Each record must be retyped in full. No character may differ.

══════

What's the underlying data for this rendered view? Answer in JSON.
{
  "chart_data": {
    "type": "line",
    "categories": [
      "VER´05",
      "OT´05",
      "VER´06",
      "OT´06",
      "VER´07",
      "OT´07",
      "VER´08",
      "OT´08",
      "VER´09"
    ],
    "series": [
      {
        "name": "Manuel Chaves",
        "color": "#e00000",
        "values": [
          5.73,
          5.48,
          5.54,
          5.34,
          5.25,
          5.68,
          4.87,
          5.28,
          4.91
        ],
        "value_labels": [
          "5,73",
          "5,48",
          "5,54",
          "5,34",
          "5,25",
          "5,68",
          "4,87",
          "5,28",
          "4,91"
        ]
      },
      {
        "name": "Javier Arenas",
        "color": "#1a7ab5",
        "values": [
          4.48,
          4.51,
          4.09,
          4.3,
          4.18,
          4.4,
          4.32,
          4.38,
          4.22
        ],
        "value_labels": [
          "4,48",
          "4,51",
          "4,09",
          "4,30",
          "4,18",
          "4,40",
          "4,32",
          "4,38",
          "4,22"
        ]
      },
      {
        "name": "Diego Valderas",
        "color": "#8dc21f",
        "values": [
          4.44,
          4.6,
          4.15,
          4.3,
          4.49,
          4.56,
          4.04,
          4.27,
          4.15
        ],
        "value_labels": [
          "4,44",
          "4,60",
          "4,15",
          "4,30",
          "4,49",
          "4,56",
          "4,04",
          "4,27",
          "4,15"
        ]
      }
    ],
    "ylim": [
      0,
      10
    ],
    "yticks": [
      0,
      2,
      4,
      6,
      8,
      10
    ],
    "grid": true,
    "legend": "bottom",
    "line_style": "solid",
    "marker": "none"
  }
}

══════

→ WRITTEN REPLY:
What's the underlying data for this rendered view? Answer in JSON.
{
  "chart_data": {
    "type": "line",
    "categories": [
      "VER´05",
      "OT´05",
      "VER´06",
      "OT´06",
      "VER´07",
      "OT´07",
      "VER´08",
      "OT´08",
      "VER´09"
    ],
    "series": [
      {
        "name": "Manuel Chaves",
        "color": "#e00000",
        "values": [
          5.73,
          5.48,
          5.54,
          5.34,
          5.25,
          5.68,
          4.87,
          5.28,
          4.91
        ],
        "value_labels": [
          "5,73",
          "5,48",
          "5,54",
          "5,34",
          "5,25",
          "5,68",
          "4,87",
          "5,28",
          "4,91"
        ]
      },
      {
        "name": "Javier Arenas",
        "color": "#1a7ab5",
        "values": [
          4.48,
          4.51,
          4.09,
          4.3,
          4.18,
          4.4,
          4.32,
          4.38,
          4.22
        ],
        "value_labels": [
          "4,48",
          "4,51",
          "4,09",
          "4,30",
          "4,18",
          "4,40",
          "4,32",
          "4,38",
          "4,22"
        ]
      },
      {
        "name": "Diego Valderas",
        "color": "#8dc21f",
        "values": [
          4.44,
          4.6,
          4.15,
          4.3,
          4.49,
          4.56,
          4.04,
          4.27,
          4.15
        ],
        "value_labels": [
          "4,44",
          "4,60",
          "4,15",
          "4,30",
          "4,49",
          "4,56",
          "4,04",
          "4,27",
          "4,15"
        ]
      }
    ],
    "ylim": [
      0,
      10
    ],
    "yticks": [
      0,
      2,
      4,
      6,
      8,
      10
    ],
    "grid": true,
    "legend": "bottom",
    "line_style": "solid",
    "marker": "none"
  }
}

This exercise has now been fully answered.